§ Goal
Your copy of the material must match it exactly, except that pictures are dropped.

+++++

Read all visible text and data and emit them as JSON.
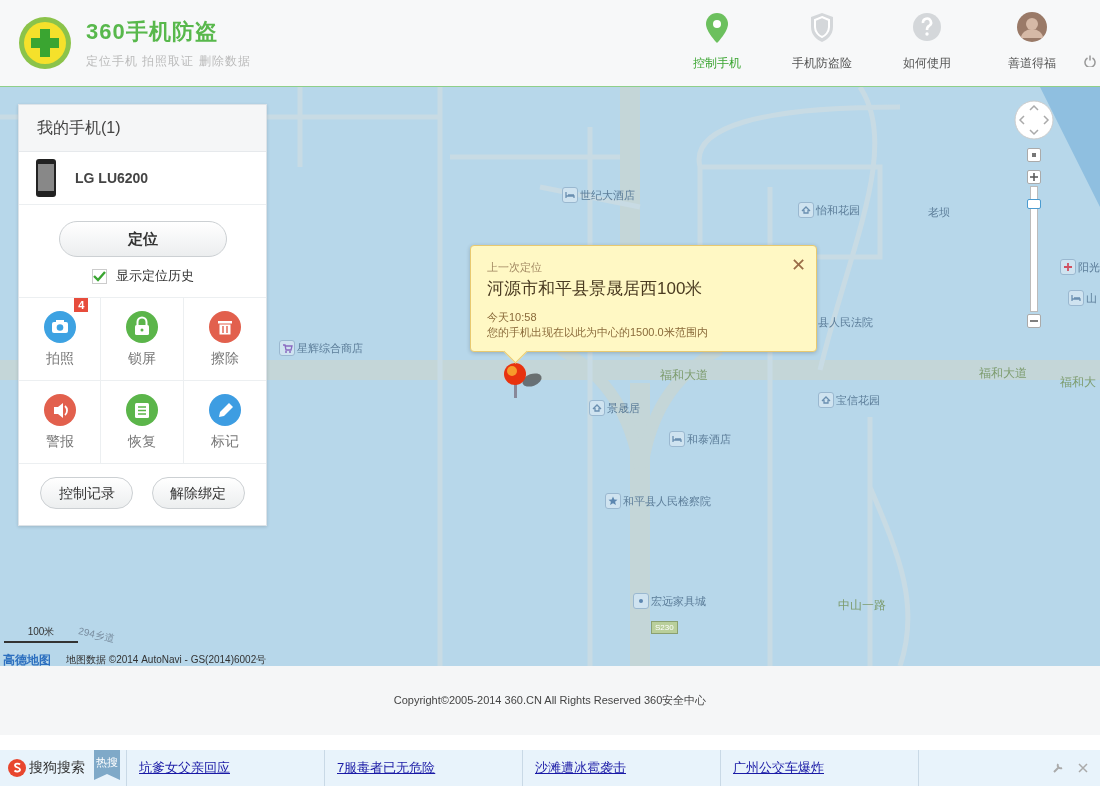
{
  "header": {
    "brand": "360手机防盗",
    "tagline": "定位手机 拍照取证 删除数据",
    "nav": [
      {
        "label": "控制手机",
        "kind": "pin",
        "selected": true
      },
      {
        "label": "手机防盗险",
        "kind": "shield",
        "selected": false
      },
      {
        "label": "如何使用",
        "kind": "help",
        "selected": false
      },
      {
        "label": "善道得福",
        "kind": "avatar",
        "selected": false
      }
    ]
  },
  "map": {
    "places": [
      {
        "name": "世纪大酒店",
        "kind": "hotel"
      },
      {
        "name": "怡和花园",
        "kind": "residence"
      },
      {
        "name": "老坝",
        "kind": "plain"
      },
      {
        "name": "阳光",
        "kind": "hospital"
      },
      {
        "name": "山",
        "kind": "hotel"
      },
      {
        "name": "县人民法院",
        "kind": "plain"
      },
      {
        "name": "星辉综合商店",
        "kind": "shop"
      },
      {
        "name": "福和大道",
        "kind": "road"
      },
      {
        "name": "福和大道",
        "kind": "road"
      },
      {
        "name": "福和大",
        "kind": "road"
      },
      {
        "name": "景晟居",
        "kind": "residence"
      },
      {
        "name": "宝信花园",
        "kind": "residence"
      },
      {
        "name": "和泰酒店",
        "kind": "hotel"
      },
      {
        "name": "和平县人民检察院",
        "kind": "star"
      },
      {
        "name": "宏远家具城",
        "kind": "dot"
      },
      {
        "name": "中山一路",
        "kind": "road"
      },
      {
        "name": "294乡道",
        "kind": "road"
      },
      {
        "name": "S230",
        "kind": "route"
      }
    ],
    "popup": {
      "label": "上一次定位",
      "address": "河源市和平县景晟居西100米",
      "time": "今天10:58",
      "note": "您的手机出现在以此为中心的1500.0米范围内",
      "close": "✕"
    },
    "zoom": {
      "level": 0.9
    },
    "scale": "100米",
    "provider": "高德地图",
    "attribution": "地图数据 ©2014 AutoNavi - GS(2014)6002号"
  },
  "panel": {
    "title": "我的手机(1)",
    "device": "LG LU6200",
    "locate": "定位",
    "show_history": {
      "label": "显示定位历史",
      "checked": true
    },
    "actions": [
      {
        "label": "拍照",
        "kind": "camera",
        "color": "#3da2e2",
        "badge": "4"
      },
      {
        "label": "锁屏",
        "kind": "lock",
        "color": "#5bb54a"
      },
      {
        "label": "擦除",
        "kind": "trash",
        "color": "#e2604d"
      },
      {
        "label": "警报",
        "kind": "speaker",
        "color": "#e2604d"
      },
      {
        "label": "恢复",
        "kind": "list",
        "color": "#5bb54a"
      },
      {
        "label": "标记",
        "kind": "pencil",
        "color": "#3d9de2"
      }
    ],
    "buttons": [
      "控制记录",
      "解除绑定"
    ]
  },
  "footer": {
    "copyright": "Copyright©2005-2014 360.CN All Rights Reserved 360安全中心"
  },
  "news_bar": {
    "brand": "搜狗搜索",
    "tag": "热搜",
    "links": [
      "坑爹女父亲回应",
      "7服毒者已无危险",
      "沙滩遭冰雹袭击",
      "广州公交车爆炸"
    ]
  }
}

+++++

§ Completed exercise
Read all visible text and data and emit them as JSON.
{
  "header": {
    "brand": "360手机防盗",
    "tagline": "定位手机 拍照取证 删除数据",
    "nav": [
      {
        "label": "控制手机",
        "kind": "pin",
        "selected": true
      },
      {
        "label": "手机防盗险",
        "kind": "shield",
        "selected": false
      },
      {
        "label": "如何使用",
        "kind": "help",
        "selected": false
      },
      {
        "label": "善道得福",
        "kind": "avatar",
        "selected": false
      }
    ]
  },
  "map": {
    "places": [
      {
        "name": "世纪大酒店",
        "kind": "hotel"
      },
      {
        "name": "怡和花园",
        "kind": "residence"
      },
      {
        "name": "老坝",
        "kind": "plain"
      },
      {
        "name": "阳光",
        "kind": "hospital"
      },
      {
        "name": "山",
        "kind": "hotel"
      },
      {
        "name": "县人民法院",
        "kind": "plain"
      },
      {
        "name": "星辉综合商店",
        "kind": "shop"
      },
      {
        "name": "福和大道",
        "kind": "road"
      },
      {
        "name": "福和大道",
        "kind": "road"
      },
      {
        "name": "福和大",
        "kind": "road"
      },
      {
        "name": "景晟居",
        "kind": "residence"
      },
      {
        "name": "宝信花园",
        "kind": "residence"
      },
      {
        "name": "和泰酒店",
        "kind": "hotel"
      },
      {
        "name": "和平县人民检察院",
        "kind": "star"
      },
      {
        "name": "宏远家具城",
        "kind": "dot"
      },
      {
        "name": "中山一路",
        "kind": "road"
      },
      {
        "name": "294乡道",
        "kind": "road"
      },
      {
        "name": "S230",
        "kind": "route"
      }
    ],
    "popup": {
      "label": "上一次定位",
      "address": "河源市和平县景晟居西100米",
      "time": "今天10:58",
      "note": "您的手机出现在以此为中心的1500.0米范围内",
      "close": "✕"
    },
    "zoom": {
      "level": 0.9
    },
    "scale": "100米",
    "provider": "高德地图",
    "attribution": "地图数据 ©2014 AutoNavi - GS(2014)6002号"
  },
  "panel": {
    "title": "我的手机(1)",
    "device": "LG LU6200",
    "locate": "定位",
    "show_history": {
      "label": "显示定位历史",
      "checked": true
    },
    "actions": [
      {
        "label": "拍照",
        "kind": "camera",
        "color": "#3da2e2",
        "badge": "4"
      },
      {
        "label": "锁屏",
        "kind": "lock",
        "color": "#5bb54a"
      },
      {
        "label": "擦除",
        "kind": "trash",
        "color": "#e2604d"
      },
      {
        "label": "警报",
        "kind": "speaker",
        "color": "#e2604d"
      },
      {
        "label": "恢复",
        "kind": "list",
        "color": "#5bb54a"
      },
      {
        "label": "标记",
        "kind": "pencil",
        "color": "#3d9de2"
      }
    ],
    "buttons": [
      "控制记录",
      "解除绑定"
    ]
  },
  "footer": {
    "copyright": "Copyright©2005-2014 360.CN All Rights Reserved 360安全中心"
  },
  "news_bar": {
    "brand": "搜狗搜索",
    "tag": "热搜",
    "links": [
      "坑爹女父亲回应",
      "7服毒者已无危险",
      "沙滩遭冰雹袭击",
      "广州公交车爆炸"
    ]
  }
}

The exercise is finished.